Exercise directions |
Set the following entries down again exactly, line by line.

--- Begin Input ---

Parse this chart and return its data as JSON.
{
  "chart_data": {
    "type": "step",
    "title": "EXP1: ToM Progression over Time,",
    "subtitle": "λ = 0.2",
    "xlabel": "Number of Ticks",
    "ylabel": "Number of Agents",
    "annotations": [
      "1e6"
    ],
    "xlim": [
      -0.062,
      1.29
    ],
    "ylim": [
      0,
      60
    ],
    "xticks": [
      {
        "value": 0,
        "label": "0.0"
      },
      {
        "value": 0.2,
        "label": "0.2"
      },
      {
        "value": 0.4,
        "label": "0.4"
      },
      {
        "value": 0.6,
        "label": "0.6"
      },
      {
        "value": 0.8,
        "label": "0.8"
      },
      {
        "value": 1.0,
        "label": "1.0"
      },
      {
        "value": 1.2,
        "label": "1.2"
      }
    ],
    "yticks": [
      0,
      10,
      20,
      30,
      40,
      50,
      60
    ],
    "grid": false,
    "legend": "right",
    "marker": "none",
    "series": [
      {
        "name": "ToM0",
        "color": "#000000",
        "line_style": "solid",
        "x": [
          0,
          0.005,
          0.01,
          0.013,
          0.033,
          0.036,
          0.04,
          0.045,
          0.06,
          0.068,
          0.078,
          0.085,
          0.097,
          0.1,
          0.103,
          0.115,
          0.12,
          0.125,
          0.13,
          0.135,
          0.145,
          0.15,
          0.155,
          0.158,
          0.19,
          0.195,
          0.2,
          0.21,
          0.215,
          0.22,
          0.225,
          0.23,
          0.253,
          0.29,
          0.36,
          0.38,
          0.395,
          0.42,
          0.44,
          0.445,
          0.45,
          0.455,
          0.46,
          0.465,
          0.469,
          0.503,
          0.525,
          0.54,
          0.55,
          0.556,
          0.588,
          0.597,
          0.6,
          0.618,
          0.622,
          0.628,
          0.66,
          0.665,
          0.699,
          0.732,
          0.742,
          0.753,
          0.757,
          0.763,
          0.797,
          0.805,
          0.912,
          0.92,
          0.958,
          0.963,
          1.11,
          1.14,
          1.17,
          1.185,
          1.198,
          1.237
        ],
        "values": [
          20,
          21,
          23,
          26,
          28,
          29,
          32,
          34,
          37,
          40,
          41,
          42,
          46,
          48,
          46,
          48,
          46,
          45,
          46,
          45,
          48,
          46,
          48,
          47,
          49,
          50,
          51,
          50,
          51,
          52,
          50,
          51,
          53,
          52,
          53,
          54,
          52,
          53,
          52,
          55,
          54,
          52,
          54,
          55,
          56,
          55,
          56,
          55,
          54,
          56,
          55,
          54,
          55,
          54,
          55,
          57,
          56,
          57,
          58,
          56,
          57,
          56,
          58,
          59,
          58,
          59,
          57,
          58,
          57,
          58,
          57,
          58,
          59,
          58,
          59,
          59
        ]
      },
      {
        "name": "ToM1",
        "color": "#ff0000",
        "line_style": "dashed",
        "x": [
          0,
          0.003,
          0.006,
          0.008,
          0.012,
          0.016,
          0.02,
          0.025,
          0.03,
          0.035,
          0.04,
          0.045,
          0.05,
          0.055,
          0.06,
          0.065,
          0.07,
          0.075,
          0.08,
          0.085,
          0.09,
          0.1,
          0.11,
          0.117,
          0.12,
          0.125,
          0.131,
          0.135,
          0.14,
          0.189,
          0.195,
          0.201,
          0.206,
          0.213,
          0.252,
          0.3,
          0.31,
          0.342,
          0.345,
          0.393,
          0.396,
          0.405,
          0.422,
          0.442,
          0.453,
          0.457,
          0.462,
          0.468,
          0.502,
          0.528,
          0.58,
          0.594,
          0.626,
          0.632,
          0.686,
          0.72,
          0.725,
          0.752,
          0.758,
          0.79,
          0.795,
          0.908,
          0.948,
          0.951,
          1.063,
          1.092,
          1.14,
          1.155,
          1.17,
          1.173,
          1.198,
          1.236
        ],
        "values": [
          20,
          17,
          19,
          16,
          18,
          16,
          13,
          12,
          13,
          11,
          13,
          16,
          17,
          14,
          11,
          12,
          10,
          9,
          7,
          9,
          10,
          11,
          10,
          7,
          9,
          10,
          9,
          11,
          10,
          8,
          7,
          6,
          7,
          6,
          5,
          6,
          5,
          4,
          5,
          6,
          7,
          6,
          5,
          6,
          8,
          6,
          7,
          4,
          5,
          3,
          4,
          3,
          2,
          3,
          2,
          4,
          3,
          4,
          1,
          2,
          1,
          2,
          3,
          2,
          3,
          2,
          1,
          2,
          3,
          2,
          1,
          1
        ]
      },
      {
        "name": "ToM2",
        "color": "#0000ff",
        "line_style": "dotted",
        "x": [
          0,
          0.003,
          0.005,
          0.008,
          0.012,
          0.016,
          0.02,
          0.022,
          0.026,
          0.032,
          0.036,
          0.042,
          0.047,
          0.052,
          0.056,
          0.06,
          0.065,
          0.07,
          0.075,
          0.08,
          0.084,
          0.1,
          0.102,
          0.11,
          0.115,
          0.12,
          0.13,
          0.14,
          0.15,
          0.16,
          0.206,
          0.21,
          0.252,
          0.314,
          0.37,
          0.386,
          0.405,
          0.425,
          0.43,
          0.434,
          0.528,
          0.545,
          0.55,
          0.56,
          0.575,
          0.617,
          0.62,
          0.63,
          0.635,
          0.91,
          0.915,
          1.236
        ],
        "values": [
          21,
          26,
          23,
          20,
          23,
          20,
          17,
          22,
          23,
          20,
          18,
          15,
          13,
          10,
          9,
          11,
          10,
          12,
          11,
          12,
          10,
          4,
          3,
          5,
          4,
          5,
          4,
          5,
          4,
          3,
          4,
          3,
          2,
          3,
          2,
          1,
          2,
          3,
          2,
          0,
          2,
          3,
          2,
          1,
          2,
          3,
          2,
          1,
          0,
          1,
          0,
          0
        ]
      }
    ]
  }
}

--- End Input ---

Solution for this problem |
Parse this chart and return its data as JSON.
{
  "chart_data": {
    "type": "step",
    "title": "EXP1: ToM Progression over Time,",
    "subtitle": "λ = 0.2",
    "xlabel": "Number of Ticks",
    "ylabel": "Number of Agents",
    "annotations": [
      "1e6"
    ],
    "xlim": [
      -0.062,
      1.29
    ],
    "ylim": [
      0,
      60
    ],
    "xticks": [
      {
        "value": 0,
        "label": "0.0"
      },
      {
        "value": 0.2,
        "label": "0.2"
      },
      {
        "value": 0.4,
        "label": "0.4"
      },
      {
        "value": 0.6,
        "label": "0.6"
      },
      {
        "value": 0.8,
        "label": "0.8"
      },
      {
        "value": 1.0,
        "label": "1.0"
      },
      {
        "value": 1.2,
        "label": "1.2"
      }
    ],
    "yticks": [
      0,
      10,
      20,
      30,
      40,
      50,
      60
    ],
    "grid": false,
    "legend": "right",
    "marker": "none",
    "series": [
      {
        "name": "ToM0",
        "color": "#000000",
        "line_style": "solid",
        "x": [
          0,
          0.005,
          0.01,
          0.013,
          0.033,
          0.036,
          0.04,
          0.045,
          0.06,
          0.068,
          0.078,
          0.085,
          0.097,
          0.1,
          0.103,
          0.115,
          0.12,
          0.125,
          0.13,
          0.135,
          0.145,
          0.15,
          0.155,
          0.158,
          0.19,
          0.195,
          0.2,
          0.21,
          0.215,
          0.22,
          0.225,
          0.23,
          0.253,
          0.29,
          0.36,
          0.38,
          0.395,
          0.42,
          0.44,
          0.445,
          0.45,
          0.455,
          0.46,
          0.465,
          0.469,
          0.503,
          0.525,
          0.54,
          0.55,
          0.556,
          0.588,
          0.597,
          0.6,
          0.618,
          0.622,
          0.628,
          0.66,
          0.665,
          0.699,
          0.732,
          0.742,
          0.753,
          0.757,
          0.763,
          0.797,
          0.805,
          0.912,
          0.92,
          0.958,
          0.963,
          1.11,
          1.14,
          1.17,
          1.185,
          1.198,
          1.237
        ],
        "values": [
          20,
          21,
          23,
          26,
          28,
          29,
          32,
          34,
          37,
          40,
          41,
          42,
          46,
          48,
          46,
          48,
          46,
          45,
          46,
          45,
          48,
          46,
          48,
          47,
          49,
          50,
          51,
          50,
          51,
          52,
          50,
          51,
          53,
          52,
          53,
          54,
          52,
          53,
          52,
          55,
          54,
          52,
          54,
          55,
          56,
          55,
          56,
          55,
          54,
          56,
          55,
          54,
          55,
          54,
          55,
          57,
          56,
          57,
          58,
          56,
          57,
          56,
          58,
          59,
          58,
          59,
          57,
          58,
          57,
          58,
          57,
          58,
          59,
          58,
          59,
          59
        ]
      },
      {
        "name": "ToM1",
        "color": "#ff0000",
        "line_style": "dashed",
        "x": [
          0,
          0.003,
          0.006,
          0.008,
          0.012,
          0.016,
          0.02,
          0.025,
          0.03,
          0.035,
          0.04,
          0.045,
          0.05,
          0.055,
          0.06,
          0.065,
          0.07,
          0.075,
          0.08,
          0.085,
          0.09,
          0.1,
          0.11,
          0.117,
          0.12,
          0.125,
          0.131,
          0.135,
          0.14,
          0.189,
          0.195,
          0.201,
          0.206,
          0.213,
          0.252,
          0.3,
          0.31,
          0.342,
          0.345,
          0.393,
          0.396,
          0.405,
          0.422,
          0.442,
          0.453,
          0.457,
          0.462,
          0.468,
          0.502,
          0.528,
          0.58,
          0.594,
          0.626,
          0.632,
          0.686,
          0.72,
          0.725,
          0.752,
          0.758,
          0.79,
          0.795,
          0.908,
          0.948,
          0.951,
          1.063,
          1.092,
          1.14,
          1.155,
          1.17,
          1.173,
          1.198,
          1.236
        ],
        "values": [
          20,
          17,
          19,
          16,
          18,
          16,
          13,
          12,
          13,
          11,
          13,
          16,
          17,
          14,
          11,
          12,
          10,
          9,
          7,
          9,
          10,
          11,
          10,
          7,
          9,
          10,
          9,
          11,
          10,
          8,
          7,
          6,
          7,
          6,
          5,
          6,
          5,
          4,
          5,
          6,
          7,
          6,
          5,
          6,
          8,
          6,
          7,
          4,
          5,
          3,
          4,
          3,
          2,
          3,
          2,
          4,
          3,
          4,
          1,
          2,
          1,
          2,
          3,
          2,
          3,
          2,
          1,
          2,
          3,
          2,
          1,
          1
        ]
      },
      {
        "name": "ToM2",
        "color": "#0000ff",
        "line_style": "dotted",
        "x": [
          0,
          0.003,
          0.005,
          0.008,
          0.012,
          0.016,
          0.02,
          0.022,
          0.026,
          0.032,
          0.036,
          0.042,
          0.047,
          0.052,
          0.056,
          0.06,
          0.065,
          0.07,
          0.075,
          0.08,
          0.084,
          0.1,
          0.102,
          0.11,
          0.115,
          0.12,
          0.13,
          0.14,
          0.15,
          0.16,
          0.206,
          0.21,
          0.252,
          0.314,
          0.37,
          0.386,
          0.405,
          0.425,
          0.43,
          0.434,
          0.528,
          0.545,
          0.55,
          0.56,
          0.575,
          0.617,
          0.62,
          0.63,
          0.635,
          0.91,
          0.915,
          1.236
        ],
        "values": [
          21,
          26,
          23,
          20,
          23,
          20,
          17,
          22,
          23,
          20,
          18,
          15,
          13,
          10,
          9,
          11,
          10,
          12,
          11,
          12,
          10,
          4,
          3,
          5,
          4,
          5,
          4,
          5,
          4,
          3,
          4,
          3,
          2,
          3,
          2,
          1,
          2,
          3,
          2,
          0,
          2,
          3,
          2,
          1,
          2,
          3,
          2,
          1,
          0,
          1,
          0,
          0
        ]
      }
    ]
  }
}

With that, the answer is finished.